_Request_
Return exactly the lines from the one containing "OCR this image." through the last line of the records below, both included, and leave out any pictures.

_Record excerpts_
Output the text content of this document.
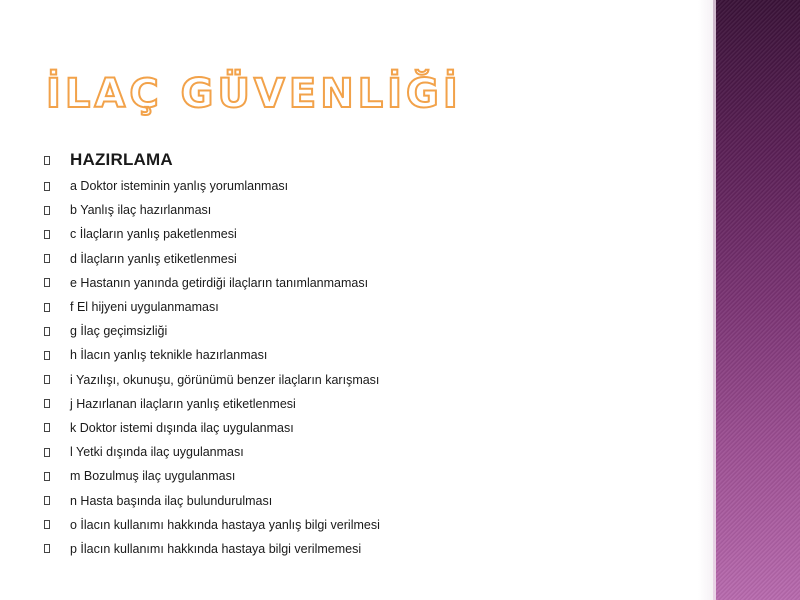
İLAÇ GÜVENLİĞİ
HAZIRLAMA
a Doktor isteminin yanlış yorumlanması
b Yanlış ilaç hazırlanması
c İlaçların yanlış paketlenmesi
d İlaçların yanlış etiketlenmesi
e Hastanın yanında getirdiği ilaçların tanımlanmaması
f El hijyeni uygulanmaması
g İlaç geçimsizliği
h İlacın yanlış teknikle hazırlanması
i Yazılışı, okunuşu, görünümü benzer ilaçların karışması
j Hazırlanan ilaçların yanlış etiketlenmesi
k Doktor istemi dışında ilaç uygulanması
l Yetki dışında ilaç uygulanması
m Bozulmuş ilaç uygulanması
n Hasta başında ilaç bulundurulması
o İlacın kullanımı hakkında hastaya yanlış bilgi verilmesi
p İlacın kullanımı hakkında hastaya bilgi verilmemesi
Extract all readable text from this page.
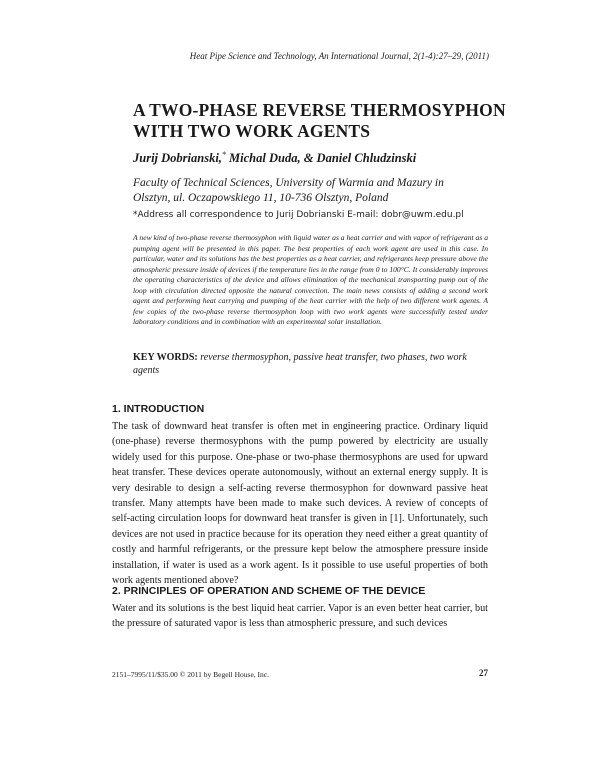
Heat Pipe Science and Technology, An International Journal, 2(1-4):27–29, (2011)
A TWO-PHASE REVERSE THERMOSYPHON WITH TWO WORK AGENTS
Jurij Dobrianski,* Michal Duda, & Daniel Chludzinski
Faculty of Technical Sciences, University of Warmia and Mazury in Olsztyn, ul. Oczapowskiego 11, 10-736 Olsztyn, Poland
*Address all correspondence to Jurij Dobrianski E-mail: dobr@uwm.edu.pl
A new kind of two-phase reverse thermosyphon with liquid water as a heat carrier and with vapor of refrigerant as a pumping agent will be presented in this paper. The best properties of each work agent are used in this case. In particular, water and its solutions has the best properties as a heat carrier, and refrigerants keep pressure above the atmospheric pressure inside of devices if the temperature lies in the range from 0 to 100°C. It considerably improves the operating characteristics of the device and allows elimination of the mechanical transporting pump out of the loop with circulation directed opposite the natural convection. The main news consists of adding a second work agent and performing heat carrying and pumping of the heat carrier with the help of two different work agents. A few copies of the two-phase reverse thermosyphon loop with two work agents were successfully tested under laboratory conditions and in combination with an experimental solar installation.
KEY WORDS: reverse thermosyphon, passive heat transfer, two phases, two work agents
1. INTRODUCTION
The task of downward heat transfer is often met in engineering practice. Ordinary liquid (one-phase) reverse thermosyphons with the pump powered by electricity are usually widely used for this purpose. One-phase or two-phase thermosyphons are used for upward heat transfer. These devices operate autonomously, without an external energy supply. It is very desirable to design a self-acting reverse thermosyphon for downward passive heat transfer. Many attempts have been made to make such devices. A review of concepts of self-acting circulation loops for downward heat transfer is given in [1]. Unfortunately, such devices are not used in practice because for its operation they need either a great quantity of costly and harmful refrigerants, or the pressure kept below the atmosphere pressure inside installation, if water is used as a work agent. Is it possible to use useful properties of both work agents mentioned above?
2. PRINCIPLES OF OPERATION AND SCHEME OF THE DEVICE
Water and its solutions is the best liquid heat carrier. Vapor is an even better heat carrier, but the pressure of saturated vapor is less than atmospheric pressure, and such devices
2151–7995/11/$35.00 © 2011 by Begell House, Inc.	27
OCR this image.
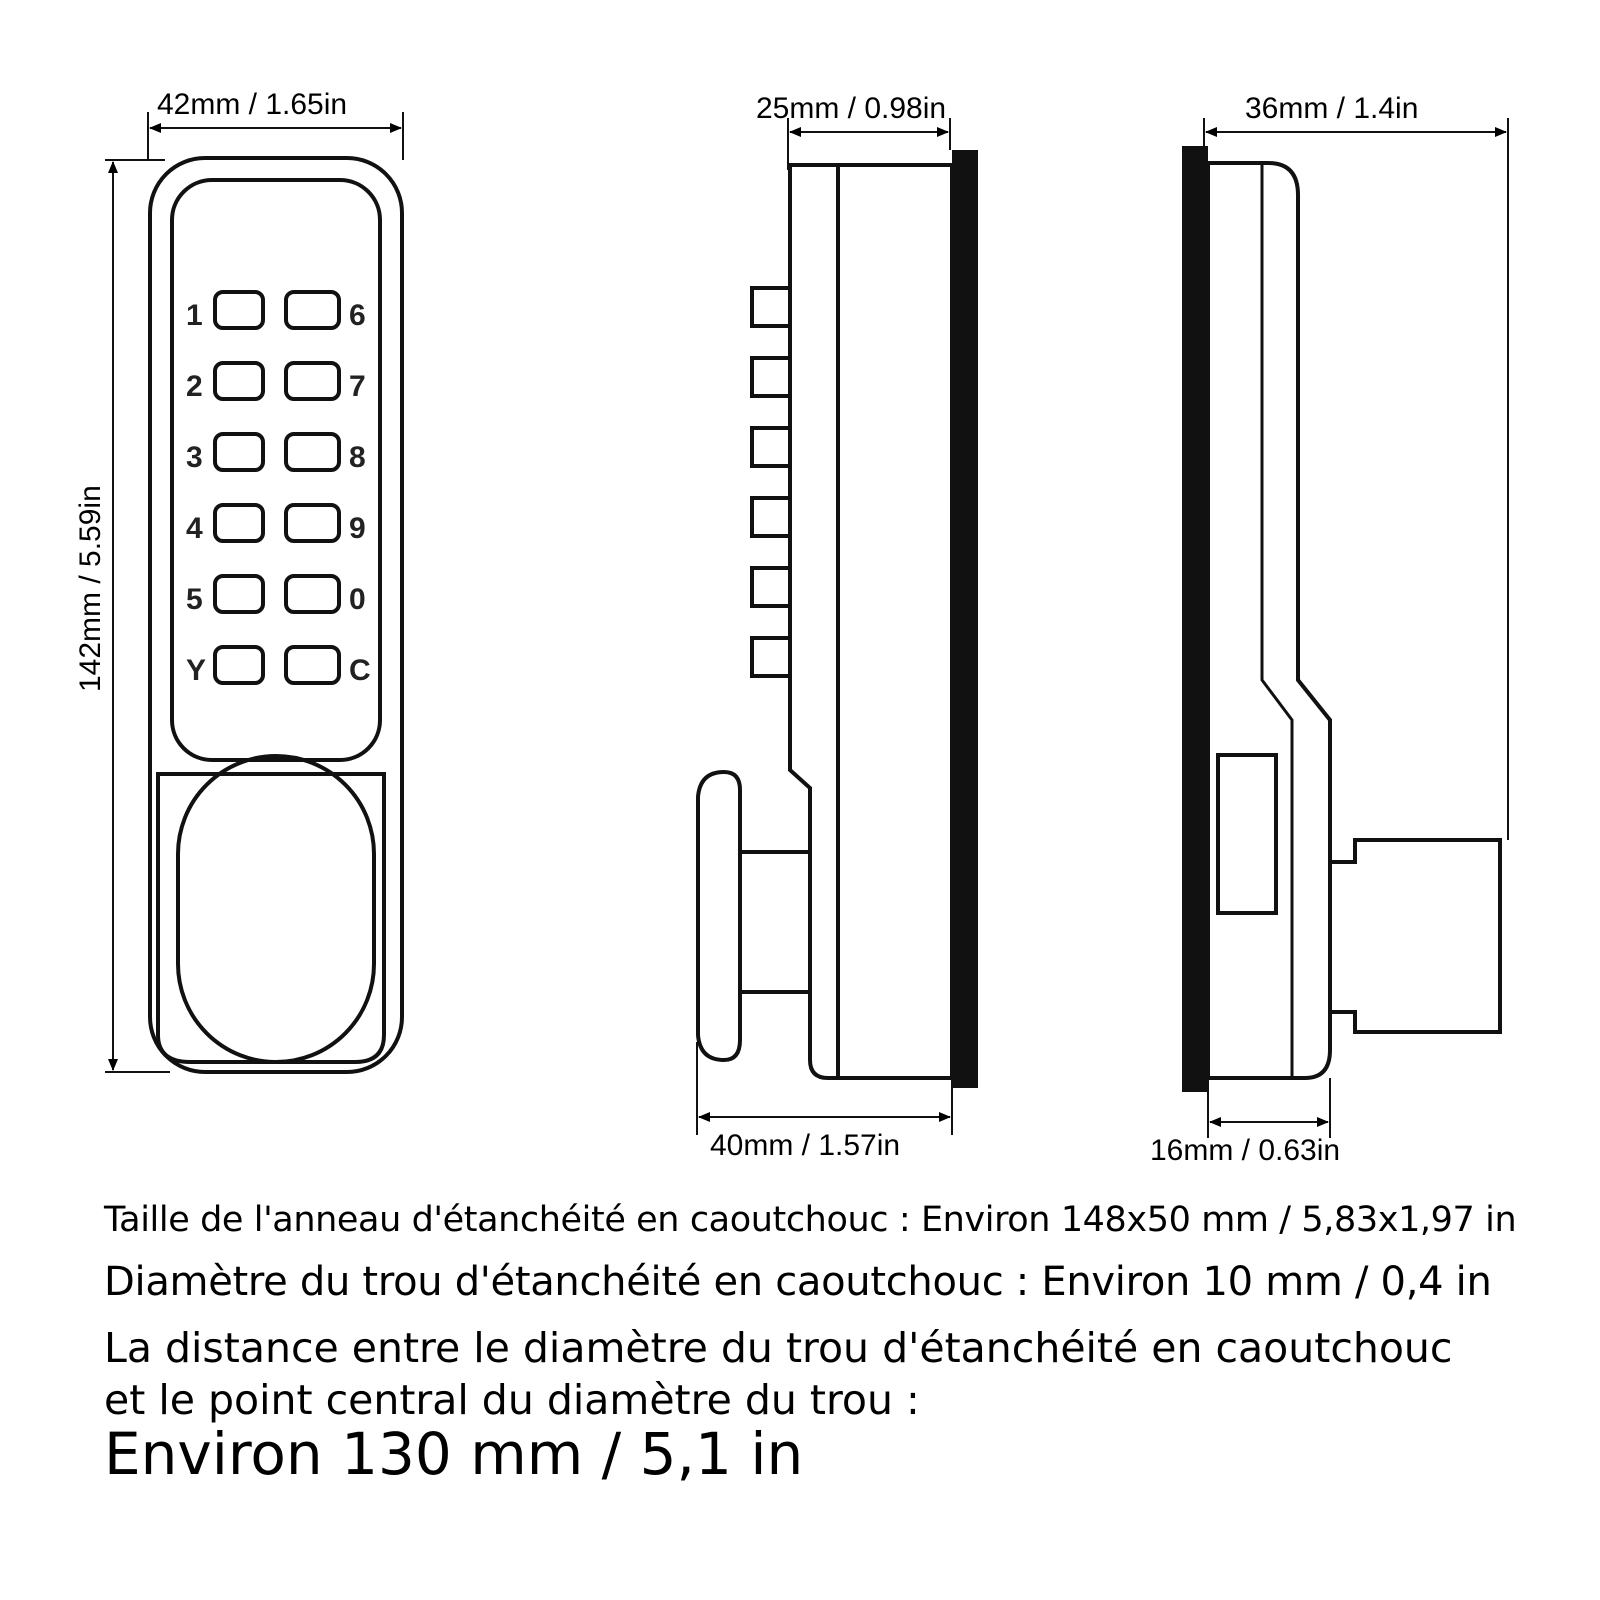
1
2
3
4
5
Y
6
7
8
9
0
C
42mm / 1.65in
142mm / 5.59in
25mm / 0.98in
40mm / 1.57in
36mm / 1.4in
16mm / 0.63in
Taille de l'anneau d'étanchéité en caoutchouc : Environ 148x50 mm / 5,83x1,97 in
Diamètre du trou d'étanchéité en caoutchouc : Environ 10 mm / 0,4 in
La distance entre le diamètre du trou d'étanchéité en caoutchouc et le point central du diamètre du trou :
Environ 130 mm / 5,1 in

_Written solution_
OCR this image.
1
2
3
4
5
Y
6
7
8
9
0
C
42mm / 1.65in
142mm / 5.59in
25mm / 0.98in
40mm / 1.57in
36mm / 1.4in
16mm / 0.63in
Taille de l'anneau d'étanchéité en caoutchouc : Environ 148x50 mm / 5,83x1,97 in
Diamètre du trou d'étanchéité en caoutchouc : Environ 10 mm / 0,4 in
La distance entre le diamètre du trou d'étanchéité en caoutchouc et le point central du diamètre du trou :
Environ 130 mm / 5,1 in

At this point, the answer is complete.